▶ _Goal of the exercise_
Tally the lines containing the word "游戏名称" and give the total alone.

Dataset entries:
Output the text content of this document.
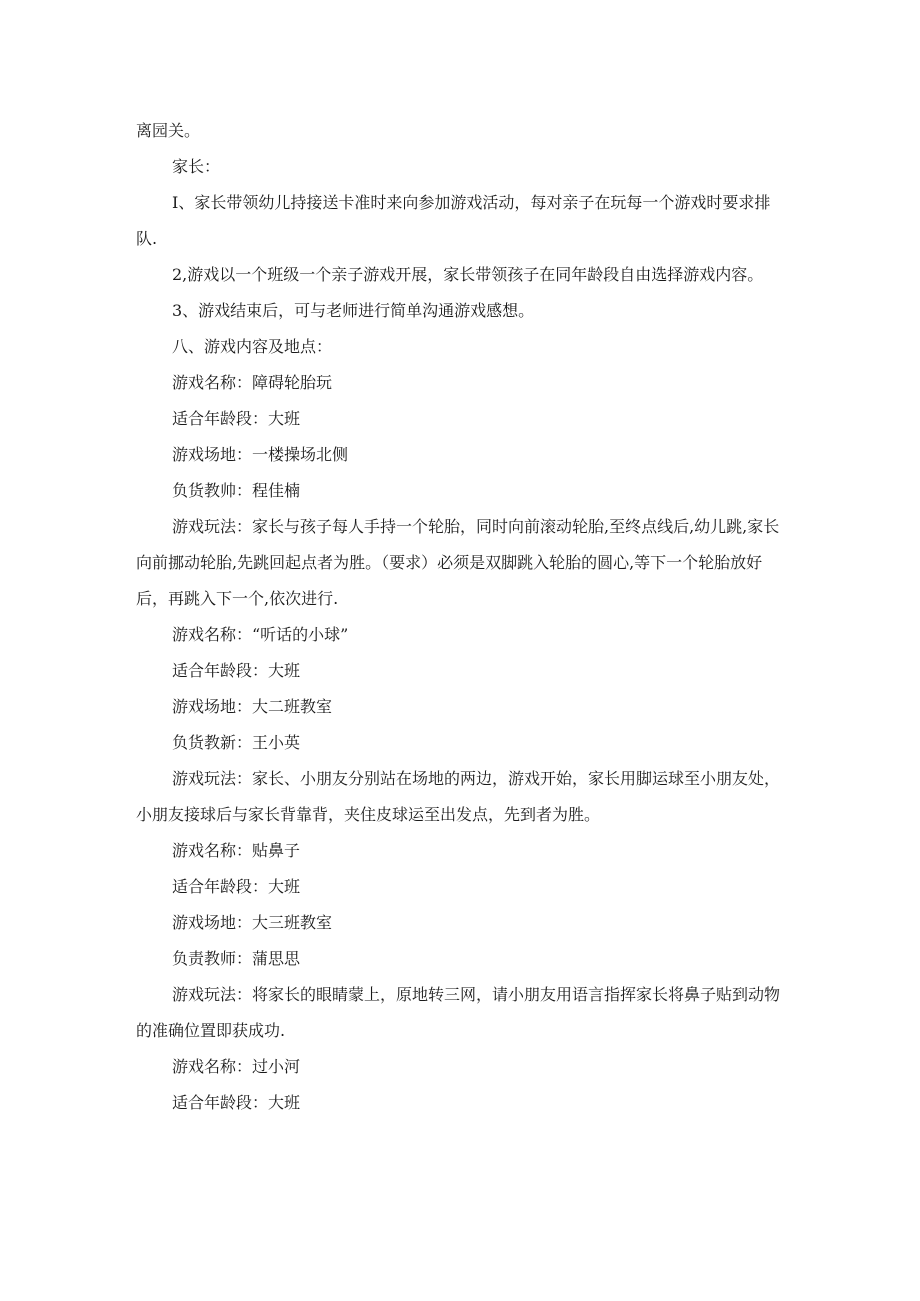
离园关。

家长：

I、家长带领幼儿持接送卡准时来向参加游戏活动，每对亲子在玩每一个游戏时要求排队.

2,游戏以一个班级一个亲子游戏开展，家长带领孩子在同年龄段自由选择游戏内容。

3、游戏结束后，可与老师进行简单沟通游戏感想。

八、游戏内容及地点：

游戏名称：障碍轮胎玩

适合年龄段：大班

游戏场地：一楼操场北侧

负货教帅：程佳楠

游戏玩法：家长与孩子每人手持一个轮胎，同时向前滚动轮胎,至终点线后,幼儿跳,家长向前挪动轮胎,先跳回起点者为胜。（要求）必须是双脚跳入轮胎的圆心,等下一个轮胎放好后，再跳入下一个,依次进行.

游戏名称：“听话的小球”

适合年龄段：大班

游戏场地：大二班教室

负货教新：王小英

游戏玩法：家长、小朋友分别站在场地的两边，游戏开始，家长用脚运球至小朋友处，小朋友接球后与家长背靠背，夹住皮球运至出发点，先到者为胜。

游戏名称：贴鼻子

适合年龄段：大班

游戏场地：大三班教室

负责教师：蒲思思

游戏玩法：将家长的眼睛蒙上，原地转三网，请小朋友用语言指挥家长将鼻子贴到动物的准确位置即获成功.

游戏名称：过小河

适合年龄段：大班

▶ _Task result_
4